**CHALLENGE**
From the listing below, pull out the lines that hold "skylddelingslovens".

**LISTED RECORDS**
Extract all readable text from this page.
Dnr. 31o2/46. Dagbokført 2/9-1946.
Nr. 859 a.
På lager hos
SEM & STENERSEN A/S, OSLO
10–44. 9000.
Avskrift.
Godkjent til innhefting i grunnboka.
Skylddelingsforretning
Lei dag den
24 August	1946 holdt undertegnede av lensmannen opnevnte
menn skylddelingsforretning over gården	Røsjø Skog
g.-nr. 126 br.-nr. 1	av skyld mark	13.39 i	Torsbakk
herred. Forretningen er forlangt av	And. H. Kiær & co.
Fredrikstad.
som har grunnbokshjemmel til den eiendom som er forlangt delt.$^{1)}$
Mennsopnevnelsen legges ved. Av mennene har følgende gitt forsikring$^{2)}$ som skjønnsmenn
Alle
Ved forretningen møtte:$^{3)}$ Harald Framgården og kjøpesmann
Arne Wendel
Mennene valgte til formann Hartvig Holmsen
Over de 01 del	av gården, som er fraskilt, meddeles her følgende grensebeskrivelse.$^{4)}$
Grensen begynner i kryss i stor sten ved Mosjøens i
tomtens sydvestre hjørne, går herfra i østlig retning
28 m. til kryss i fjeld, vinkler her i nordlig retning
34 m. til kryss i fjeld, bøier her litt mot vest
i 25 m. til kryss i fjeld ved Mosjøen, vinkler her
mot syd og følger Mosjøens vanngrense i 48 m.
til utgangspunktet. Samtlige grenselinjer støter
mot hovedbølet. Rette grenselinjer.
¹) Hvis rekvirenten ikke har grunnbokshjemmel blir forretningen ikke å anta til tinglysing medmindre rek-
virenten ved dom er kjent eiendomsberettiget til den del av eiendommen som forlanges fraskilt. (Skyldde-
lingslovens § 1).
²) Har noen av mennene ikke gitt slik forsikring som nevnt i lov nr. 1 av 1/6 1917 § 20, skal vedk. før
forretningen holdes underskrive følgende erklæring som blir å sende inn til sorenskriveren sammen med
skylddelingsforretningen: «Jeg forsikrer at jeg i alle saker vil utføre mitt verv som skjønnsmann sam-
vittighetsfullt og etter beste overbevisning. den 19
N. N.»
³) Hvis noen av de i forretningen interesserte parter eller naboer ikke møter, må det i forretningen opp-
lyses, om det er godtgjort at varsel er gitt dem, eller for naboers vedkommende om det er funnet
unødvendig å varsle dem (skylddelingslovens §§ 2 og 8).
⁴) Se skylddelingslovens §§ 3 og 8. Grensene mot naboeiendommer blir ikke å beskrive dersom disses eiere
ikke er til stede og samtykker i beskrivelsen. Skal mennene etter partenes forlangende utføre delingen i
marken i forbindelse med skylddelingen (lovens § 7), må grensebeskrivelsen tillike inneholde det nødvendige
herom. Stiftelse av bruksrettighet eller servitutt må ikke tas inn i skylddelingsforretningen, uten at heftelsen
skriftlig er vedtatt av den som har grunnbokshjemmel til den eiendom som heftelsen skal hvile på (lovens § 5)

**OUTPUT BELOW**
unødvendig å varsle dem (skylddelingslovens §§ 2 og 8).
⁴) Se skylddelingslovens §§ 3 og 8. Grensene mot naboeiendommer blir ikke å beskrive dersom disses eiere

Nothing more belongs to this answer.